- _Исходный текст_:
···
На самом деле многие эмпирические исследования трудовой этики считают ее в основе своей не утилитарной. Наиболее известные из этих работ, конечно, «Протестантская этика» и «Дух капитализма» Макса Вебера (1904–1905 гг.). Вебер никоим образом не был первым, кто заметил связь между протестантизмом, особенно его кальвинистским или пуританским вариантом, и развитием капиталистической экономики. Вообще это наблюдение было уже настолько общим местом, когда Вебер писал свою книгу, что он считал, что бремя опровержения этого тезиса лежит на других.

После публикации Вебера это положение бесконечно оспаривалось. Но хотя многие ставили под сомнение конкретную причинно-следственную связь, указанную Вебером между религией и экономическим поведением, мало кто станет опровергать существование сильной взаимосвязи между первой и вторым. Связь между протестантизмом и экономическим ростом остается очевидной сегодня в Латинской Америке, где за масштабными обращениями в протестантизм (обычно в евангелические секты Северной Америки) следовал серьезный рост личных доходов и снижение преступности, потребления наркотиков и так далее.

* * *

Что хотел объяснить Вебер — это почему многие капиталистические предприниматели прежних времен, посвящавшие свою жизнь бесконечному накоплению богатства, с виду мало были заинтересованы в потреблении этого богатства. Их умеренность, самодисциплина, честность, чистоплотность и отвращение к простым удовольствиям составляли «аскетизм от мира сего», который Вебер понимал как видоизменение кальвинистского учения о предопределении. Работа не есть неприятная деятельность, выполняемая ради пользы или потребления, скорее это «призвание», которое, как надеялся верующий, будет способствовать его спасению от вечного проклятия. Работа предпринималась ради совершенно нематериальной и «иррациональной» цели, то есть человек хотел продемонстрировать, что он «избран». Рвение и дисциплина, с которыми работал верующий, не могли быть объяснены никакими обыденными расчетами удовольствия и страдания.

Вебер считал, что исходный духовный импульс, лежащий в основе капитализма, в последующие годы атрофировался, и работа ради материальных благ снова встроилась в капитализм. Тем не менее «идея долга в призвании человека» продолжала жить в современном мире «как призрак мертвых религиозных верований», и трудовая этика современной Европы не может быть до конца объяснена без обращения к ее духовным истокам.

Аналоги «протестантской этики» были обнаружены и в других культурах для объяснения их экономического успеха. Например, Роберт Белла показал, как трудовая этика современных японцев может быть прослежена до некоторых японских религиозных источников, которые послужили функциональными эквивалентами кальвинизма.

Буддистская секта «Дзодо Синею», или «Чистая Земля», например, требует экономности, бережливости, честности, усердия в труде и аскетического отношения к потреблению, легитимизируя стремление к выгоде, в то время как в более ранней японской конфуцианской традиции этого нет. Движение «Синкагю» Исиды Байгана, хотя и менее влиятельное, чем «Дэодо Синею», тоже проповедует некоторую форму «мистицизма от мира сего», настаивая на экономности и прилежании и принижая потребление.
···
- _Письменное задание 1_:
Ответьте на вопросы по тексту о трудовой этике:
(а) В каких годах вышли «Протестантская этика» и «Дух капитализма» Макса Вебера?
(б) В каком регионе, согласно тексту, связь между протестантизмом и экономическим ростом очевидна и сегодня?
(в) Кто показал, что трудовая этика современных японцев восходит к японским религиозным источникам?
- _Письменное задание 2_:
Перепишите без изменений фрагмент текста о трудовой этике, который начинается со слов «Что хотел объяснить» и заканчивается словами «удовольствия и страдания.».
···
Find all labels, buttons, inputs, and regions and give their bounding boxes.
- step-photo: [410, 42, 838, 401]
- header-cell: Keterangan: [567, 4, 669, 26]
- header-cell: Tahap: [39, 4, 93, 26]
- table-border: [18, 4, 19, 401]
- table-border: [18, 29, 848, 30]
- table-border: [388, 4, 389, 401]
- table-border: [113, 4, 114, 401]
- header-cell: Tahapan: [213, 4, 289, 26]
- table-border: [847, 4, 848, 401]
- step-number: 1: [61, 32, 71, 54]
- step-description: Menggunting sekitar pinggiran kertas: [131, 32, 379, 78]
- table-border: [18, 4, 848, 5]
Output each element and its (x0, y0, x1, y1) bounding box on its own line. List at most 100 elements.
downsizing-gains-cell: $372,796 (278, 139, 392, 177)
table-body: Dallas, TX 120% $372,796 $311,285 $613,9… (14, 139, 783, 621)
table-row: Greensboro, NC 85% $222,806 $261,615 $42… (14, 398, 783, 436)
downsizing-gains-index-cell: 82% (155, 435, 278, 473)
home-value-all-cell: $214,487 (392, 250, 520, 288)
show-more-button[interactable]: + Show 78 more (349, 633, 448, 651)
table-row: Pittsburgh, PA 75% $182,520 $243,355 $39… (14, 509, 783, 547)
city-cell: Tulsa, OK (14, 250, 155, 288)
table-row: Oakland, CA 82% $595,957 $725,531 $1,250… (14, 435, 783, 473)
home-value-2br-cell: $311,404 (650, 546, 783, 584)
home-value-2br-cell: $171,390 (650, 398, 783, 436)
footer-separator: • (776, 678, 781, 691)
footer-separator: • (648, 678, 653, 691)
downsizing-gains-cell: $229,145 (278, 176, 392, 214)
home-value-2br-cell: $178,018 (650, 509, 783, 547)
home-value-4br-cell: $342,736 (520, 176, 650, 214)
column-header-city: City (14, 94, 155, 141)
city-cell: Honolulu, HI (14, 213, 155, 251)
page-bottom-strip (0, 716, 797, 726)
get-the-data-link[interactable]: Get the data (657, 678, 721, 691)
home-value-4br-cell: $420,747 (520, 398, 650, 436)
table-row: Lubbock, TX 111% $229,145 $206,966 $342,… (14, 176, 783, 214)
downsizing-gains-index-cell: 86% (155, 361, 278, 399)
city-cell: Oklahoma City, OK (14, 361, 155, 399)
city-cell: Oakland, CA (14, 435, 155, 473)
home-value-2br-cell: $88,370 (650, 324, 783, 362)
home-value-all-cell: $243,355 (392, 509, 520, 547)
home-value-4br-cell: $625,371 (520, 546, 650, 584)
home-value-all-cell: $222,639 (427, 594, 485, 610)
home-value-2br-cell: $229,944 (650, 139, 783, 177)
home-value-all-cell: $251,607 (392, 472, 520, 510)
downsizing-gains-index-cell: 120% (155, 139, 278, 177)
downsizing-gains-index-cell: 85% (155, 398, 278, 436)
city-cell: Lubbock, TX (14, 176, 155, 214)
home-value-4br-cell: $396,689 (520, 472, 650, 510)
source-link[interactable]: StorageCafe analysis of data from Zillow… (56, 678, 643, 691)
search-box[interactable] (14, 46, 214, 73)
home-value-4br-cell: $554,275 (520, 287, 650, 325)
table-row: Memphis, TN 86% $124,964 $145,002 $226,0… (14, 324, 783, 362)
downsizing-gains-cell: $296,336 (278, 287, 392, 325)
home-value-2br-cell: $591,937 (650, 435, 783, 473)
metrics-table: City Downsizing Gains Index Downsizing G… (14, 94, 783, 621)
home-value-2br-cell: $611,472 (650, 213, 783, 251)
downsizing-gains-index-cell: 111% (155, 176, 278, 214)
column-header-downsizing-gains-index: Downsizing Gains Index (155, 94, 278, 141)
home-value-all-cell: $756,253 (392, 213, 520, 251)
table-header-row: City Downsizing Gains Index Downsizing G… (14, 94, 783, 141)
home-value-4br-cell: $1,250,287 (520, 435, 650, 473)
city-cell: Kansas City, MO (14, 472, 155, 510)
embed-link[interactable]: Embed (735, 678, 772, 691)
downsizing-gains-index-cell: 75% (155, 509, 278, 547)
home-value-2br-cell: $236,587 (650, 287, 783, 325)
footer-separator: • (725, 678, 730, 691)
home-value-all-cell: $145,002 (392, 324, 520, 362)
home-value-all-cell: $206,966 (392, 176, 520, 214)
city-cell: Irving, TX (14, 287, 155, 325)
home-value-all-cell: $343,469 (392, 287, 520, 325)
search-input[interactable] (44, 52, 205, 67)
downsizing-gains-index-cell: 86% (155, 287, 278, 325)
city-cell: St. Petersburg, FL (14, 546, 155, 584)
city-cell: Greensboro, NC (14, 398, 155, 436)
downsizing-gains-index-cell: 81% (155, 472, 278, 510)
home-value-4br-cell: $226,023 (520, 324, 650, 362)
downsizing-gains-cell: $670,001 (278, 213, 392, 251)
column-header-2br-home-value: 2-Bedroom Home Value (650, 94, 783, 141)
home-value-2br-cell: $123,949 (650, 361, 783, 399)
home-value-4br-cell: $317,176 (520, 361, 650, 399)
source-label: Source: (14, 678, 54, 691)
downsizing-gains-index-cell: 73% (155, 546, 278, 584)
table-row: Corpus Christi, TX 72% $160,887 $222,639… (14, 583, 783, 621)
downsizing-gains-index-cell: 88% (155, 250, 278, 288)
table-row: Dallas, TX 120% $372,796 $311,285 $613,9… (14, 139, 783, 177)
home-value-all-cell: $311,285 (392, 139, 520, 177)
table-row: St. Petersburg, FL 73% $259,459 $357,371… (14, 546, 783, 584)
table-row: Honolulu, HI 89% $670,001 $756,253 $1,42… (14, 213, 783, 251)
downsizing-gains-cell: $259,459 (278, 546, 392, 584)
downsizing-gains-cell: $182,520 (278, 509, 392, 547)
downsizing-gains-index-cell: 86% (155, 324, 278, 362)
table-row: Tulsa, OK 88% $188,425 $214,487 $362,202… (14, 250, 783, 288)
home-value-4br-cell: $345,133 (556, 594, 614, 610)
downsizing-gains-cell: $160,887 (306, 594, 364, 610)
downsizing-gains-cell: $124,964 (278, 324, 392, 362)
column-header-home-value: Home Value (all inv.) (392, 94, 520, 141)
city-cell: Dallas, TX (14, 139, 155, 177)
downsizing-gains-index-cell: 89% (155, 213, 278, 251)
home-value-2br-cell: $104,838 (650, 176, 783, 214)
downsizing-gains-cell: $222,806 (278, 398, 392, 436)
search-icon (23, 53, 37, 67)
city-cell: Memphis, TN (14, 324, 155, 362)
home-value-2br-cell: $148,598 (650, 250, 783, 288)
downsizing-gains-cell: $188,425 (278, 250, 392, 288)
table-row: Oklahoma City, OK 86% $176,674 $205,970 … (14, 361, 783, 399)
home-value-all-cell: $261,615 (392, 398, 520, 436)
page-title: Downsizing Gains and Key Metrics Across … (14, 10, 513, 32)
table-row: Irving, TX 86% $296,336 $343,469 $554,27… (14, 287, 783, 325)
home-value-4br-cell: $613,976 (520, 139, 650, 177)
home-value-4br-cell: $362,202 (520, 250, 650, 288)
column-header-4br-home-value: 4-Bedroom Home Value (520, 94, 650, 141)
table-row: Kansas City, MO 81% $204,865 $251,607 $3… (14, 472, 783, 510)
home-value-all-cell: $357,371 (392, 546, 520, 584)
···
- _Полный ответ 1_:
(а) В 1904–1905 гг.
(б) В Латинской Америке.
(в) Роберт Белла.

- _Полный ответ 2_:
Что хотел объяснить Вебер — это почему многие капиталистические предприниматели прежних времен, посвящавшие свою жизнь бесконечному накоплению богатства, с виду мало были заинтересованы в потреблении этого богатства. Их умеренность, самодисциплина, честность, чистоплотность и отвращение к простым удовольствиям составляли «аскетизм от мира сего», который Вебер понимал как видоизменение кальвинистского учения о предопределении. Работа не есть неприятная деятельность, выполняемая ради пользы или потребления, скорее это «призвание», которое, как надеялся верующий, будет способствовать его спасению от вечного проклятия. Работа предпринималась ради совершенно нематериальной и «иррациональной» цели, то есть человек хотел продемонстрировать, что он «избран». Рвение и дисциплина, с которыми работал верующий, не могли быть объяснены никакими обыденными расчетами удовольствия и страдания.